> _What is asked_: Reproduce, without any change, everything from the first of the items below down to the line that contains "The slots 59 is at (447, 712).", including both of those lines.

> _Listing_:

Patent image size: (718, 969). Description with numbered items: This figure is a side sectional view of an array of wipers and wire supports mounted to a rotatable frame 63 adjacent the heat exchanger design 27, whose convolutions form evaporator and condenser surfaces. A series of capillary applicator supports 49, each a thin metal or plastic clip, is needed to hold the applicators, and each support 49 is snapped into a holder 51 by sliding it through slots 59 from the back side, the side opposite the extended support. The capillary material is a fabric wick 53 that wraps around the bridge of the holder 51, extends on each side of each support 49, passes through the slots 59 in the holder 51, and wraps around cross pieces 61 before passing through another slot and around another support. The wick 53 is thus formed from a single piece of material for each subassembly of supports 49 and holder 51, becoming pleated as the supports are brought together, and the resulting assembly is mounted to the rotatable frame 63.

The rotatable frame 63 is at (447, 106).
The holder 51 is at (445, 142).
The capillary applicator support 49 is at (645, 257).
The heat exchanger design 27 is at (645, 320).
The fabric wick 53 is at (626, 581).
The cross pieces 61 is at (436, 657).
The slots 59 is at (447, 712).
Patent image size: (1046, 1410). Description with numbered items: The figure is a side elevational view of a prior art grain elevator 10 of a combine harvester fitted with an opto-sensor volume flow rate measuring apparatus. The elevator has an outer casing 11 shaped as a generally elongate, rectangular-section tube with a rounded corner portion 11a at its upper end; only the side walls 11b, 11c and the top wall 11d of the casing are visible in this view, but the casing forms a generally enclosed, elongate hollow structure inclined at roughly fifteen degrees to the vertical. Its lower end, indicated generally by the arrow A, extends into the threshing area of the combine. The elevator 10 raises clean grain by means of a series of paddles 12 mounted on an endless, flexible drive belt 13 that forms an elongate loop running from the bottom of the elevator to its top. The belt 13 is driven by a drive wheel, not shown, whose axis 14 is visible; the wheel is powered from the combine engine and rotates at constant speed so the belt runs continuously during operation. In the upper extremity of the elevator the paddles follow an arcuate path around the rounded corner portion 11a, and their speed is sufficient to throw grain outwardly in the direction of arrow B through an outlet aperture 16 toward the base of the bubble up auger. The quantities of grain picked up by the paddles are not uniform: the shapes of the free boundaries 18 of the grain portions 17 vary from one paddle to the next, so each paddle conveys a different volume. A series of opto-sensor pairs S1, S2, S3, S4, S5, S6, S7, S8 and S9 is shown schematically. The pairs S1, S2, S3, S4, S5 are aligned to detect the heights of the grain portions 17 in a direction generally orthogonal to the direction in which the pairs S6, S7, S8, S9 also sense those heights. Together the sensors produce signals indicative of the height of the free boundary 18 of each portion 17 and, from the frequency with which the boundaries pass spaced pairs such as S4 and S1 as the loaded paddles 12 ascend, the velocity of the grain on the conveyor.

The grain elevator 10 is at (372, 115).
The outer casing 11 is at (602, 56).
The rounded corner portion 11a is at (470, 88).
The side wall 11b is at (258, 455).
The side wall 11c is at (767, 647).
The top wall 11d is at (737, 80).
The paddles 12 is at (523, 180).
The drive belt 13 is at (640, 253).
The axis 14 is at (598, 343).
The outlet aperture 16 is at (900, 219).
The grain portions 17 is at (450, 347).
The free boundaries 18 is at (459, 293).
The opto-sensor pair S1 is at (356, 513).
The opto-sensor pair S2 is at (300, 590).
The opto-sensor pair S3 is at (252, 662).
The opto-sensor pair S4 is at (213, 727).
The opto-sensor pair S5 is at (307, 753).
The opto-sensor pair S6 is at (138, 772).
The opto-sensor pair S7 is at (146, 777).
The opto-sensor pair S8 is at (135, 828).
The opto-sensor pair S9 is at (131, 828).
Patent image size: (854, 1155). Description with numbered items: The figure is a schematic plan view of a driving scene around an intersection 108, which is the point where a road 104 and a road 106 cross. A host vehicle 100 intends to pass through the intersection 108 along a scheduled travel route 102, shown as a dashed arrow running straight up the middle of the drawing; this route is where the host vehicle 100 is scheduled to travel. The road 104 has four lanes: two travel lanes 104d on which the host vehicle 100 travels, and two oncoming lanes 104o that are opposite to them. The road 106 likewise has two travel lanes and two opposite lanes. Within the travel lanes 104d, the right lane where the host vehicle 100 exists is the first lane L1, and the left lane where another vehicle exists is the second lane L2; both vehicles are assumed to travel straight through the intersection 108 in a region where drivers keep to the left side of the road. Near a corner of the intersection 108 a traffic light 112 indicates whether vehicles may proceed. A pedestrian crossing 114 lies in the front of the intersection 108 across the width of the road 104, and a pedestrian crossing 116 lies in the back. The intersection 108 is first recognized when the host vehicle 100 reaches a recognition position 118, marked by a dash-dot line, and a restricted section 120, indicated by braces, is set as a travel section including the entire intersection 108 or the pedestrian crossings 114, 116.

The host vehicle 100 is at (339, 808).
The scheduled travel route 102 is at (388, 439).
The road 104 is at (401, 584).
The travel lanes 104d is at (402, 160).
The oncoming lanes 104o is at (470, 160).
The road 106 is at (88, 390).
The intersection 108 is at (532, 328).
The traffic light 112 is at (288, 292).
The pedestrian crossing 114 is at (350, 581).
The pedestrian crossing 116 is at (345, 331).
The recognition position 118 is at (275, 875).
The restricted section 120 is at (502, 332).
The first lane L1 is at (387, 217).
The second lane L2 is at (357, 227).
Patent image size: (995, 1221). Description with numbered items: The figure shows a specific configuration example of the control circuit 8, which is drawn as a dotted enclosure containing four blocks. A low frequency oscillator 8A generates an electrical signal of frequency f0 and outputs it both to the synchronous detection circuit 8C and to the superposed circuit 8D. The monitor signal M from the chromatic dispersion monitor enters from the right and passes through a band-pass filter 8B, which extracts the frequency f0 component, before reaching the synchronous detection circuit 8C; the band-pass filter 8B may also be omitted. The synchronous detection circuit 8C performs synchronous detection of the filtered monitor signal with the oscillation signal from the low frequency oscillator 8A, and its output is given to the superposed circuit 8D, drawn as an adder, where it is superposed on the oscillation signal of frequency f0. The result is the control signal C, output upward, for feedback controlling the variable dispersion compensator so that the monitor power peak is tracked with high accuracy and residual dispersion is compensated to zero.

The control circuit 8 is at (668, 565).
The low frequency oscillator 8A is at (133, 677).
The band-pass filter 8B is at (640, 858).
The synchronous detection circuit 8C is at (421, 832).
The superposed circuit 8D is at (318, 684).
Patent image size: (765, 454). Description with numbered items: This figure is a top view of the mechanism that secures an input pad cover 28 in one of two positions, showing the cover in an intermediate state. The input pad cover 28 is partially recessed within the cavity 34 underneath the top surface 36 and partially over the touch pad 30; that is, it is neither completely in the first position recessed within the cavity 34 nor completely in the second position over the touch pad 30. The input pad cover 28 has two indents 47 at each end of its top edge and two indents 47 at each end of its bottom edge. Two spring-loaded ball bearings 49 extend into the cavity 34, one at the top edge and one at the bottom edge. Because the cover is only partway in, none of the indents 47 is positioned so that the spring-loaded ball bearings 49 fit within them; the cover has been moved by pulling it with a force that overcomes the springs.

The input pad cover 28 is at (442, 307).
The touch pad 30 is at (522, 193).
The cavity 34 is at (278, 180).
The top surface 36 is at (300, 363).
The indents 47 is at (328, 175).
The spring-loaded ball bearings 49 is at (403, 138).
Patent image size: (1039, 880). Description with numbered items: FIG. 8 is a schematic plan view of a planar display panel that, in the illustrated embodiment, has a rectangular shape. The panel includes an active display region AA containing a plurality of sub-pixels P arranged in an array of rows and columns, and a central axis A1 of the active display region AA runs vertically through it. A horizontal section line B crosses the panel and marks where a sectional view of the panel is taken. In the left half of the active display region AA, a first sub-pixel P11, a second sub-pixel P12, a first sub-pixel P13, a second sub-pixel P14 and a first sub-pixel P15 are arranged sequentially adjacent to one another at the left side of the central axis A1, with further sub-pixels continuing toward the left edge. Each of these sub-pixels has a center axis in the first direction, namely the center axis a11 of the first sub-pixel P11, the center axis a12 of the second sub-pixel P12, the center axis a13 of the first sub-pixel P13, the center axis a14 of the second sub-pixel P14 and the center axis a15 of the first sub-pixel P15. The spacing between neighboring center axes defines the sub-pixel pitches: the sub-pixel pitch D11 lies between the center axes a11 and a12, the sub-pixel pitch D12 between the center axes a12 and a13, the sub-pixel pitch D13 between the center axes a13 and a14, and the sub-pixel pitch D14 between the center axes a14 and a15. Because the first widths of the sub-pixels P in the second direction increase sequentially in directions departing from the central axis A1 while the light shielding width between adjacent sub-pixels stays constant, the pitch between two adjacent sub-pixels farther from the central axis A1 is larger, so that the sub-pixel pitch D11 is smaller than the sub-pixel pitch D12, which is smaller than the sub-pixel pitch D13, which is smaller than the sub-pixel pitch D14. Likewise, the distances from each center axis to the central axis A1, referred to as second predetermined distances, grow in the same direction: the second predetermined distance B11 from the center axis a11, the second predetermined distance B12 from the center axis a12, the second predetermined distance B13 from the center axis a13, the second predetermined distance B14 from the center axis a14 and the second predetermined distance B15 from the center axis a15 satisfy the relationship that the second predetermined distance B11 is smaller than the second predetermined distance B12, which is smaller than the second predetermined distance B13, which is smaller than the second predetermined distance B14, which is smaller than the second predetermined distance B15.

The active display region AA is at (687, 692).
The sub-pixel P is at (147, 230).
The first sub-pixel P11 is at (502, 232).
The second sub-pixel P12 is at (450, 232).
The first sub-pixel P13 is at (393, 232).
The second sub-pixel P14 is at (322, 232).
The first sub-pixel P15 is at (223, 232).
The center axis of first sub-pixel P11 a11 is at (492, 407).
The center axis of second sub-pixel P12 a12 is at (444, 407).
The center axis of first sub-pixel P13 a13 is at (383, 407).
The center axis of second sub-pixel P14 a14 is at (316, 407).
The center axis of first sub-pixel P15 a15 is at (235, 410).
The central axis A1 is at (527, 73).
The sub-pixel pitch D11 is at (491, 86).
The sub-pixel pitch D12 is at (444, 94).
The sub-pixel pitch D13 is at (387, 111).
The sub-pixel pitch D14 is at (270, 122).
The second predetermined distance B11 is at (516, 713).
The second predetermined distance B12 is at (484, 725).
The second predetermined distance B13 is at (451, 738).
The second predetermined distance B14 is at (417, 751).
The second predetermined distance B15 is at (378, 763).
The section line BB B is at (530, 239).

> _Written answer_:
Patent image size: (718, 969). Description with numbered items: This figure is a side sectional view of an array of wipers and wire supports mounted to a rotatable frame 63 adjacent the heat exchanger design 27, whose convolutions form evaporator and condenser surfaces. A series of capillary applicator supports 49, each a thin metal or plastic clip, is needed to hold the applicators, and each support 49 is snapped into a holder 51 by sliding it through slots 59 from the back side, the side opposite the extended support. The capillary material is a fabric wick 53 that wraps around the bridge of the holder 51, extends on each side of each support 49, passes through the slots 59 in the holder 51, and wraps around cross pieces 61 before passing through another slot and around another support. The wick 53 is thus formed from a single piece of material for each subassembly of supports 49 and holder 51, becoming pleated as the supports are brought together, and the resulting assembly is mounted to the rotatable frame 63.

The rotatable frame 63 is at (447, 106).
The holder 51 is at (445, 142).
The capillary applicator support 49 is at (645, 257).
The heat exchanger design 27 is at (645, 320).
The fabric wick 53 is at (626, 581).
The cross pieces 61 is at (436, 657).
The slots 59 is at (447, 712).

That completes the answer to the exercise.